• **GIVEN INFORMATION**:
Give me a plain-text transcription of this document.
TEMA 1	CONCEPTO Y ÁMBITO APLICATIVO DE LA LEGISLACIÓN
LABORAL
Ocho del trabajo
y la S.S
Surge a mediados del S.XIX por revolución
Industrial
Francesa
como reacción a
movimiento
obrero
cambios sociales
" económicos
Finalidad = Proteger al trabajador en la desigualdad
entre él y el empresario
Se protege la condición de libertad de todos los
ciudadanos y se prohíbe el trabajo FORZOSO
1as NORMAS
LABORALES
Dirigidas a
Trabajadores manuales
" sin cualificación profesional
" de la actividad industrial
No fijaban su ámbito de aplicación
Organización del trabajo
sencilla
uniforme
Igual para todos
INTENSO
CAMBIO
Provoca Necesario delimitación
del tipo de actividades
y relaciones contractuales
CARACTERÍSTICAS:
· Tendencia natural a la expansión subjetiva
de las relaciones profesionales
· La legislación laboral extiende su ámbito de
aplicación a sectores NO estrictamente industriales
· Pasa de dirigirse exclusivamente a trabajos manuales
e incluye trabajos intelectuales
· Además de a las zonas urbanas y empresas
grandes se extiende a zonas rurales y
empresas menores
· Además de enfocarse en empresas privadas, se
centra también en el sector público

• **YOUR OBJECTIVE**:
Set down the entries above again, word for word.

• **EXERCISE RESPONSE**:
Give me a plain-text transcription of this document.
TEMA 1	CONCEPTO Y ÁMBITO APLICATIVO DE LA LEGISLACIÓN
LABORAL
Ocho del trabajo
y la S.S
Surge a mediados del S.XIX por revolución
Industrial
Francesa
como reacción a
movimiento
obrero
cambios sociales
" económicos
Finalidad = Proteger al trabajador en la desigualdad
entre él y el empresario
Se protege la condición de libertad de todos los
ciudadanos y se prohíbe el trabajo FORZOSO
1as NORMAS
LABORALES
Dirigidas a
Trabajadores manuales
" sin cualificación profesional
" de la actividad industrial
No fijaban su ámbito de aplicación
Organización del trabajo
sencilla
uniforme
Igual para todos
INTENSO
CAMBIO
Provoca Necesario delimitación
del tipo de actividades
y relaciones contractuales
CARACTERÍSTICAS:
· Tendencia natural a la expansión subjetiva
de las relaciones profesionales
· La legislación laboral extiende su ámbito de
aplicación a sectores NO estrictamente industriales
· Pasa de dirigirse exclusivamente a trabajos manuales
e incluye trabajos intelectuales
· Además de a las zonas urbanas y empresas
grandes se extiende a zonas rurales y
empresas menores
· Además de enfocarse en empresas privadas, se
centra también en el sector público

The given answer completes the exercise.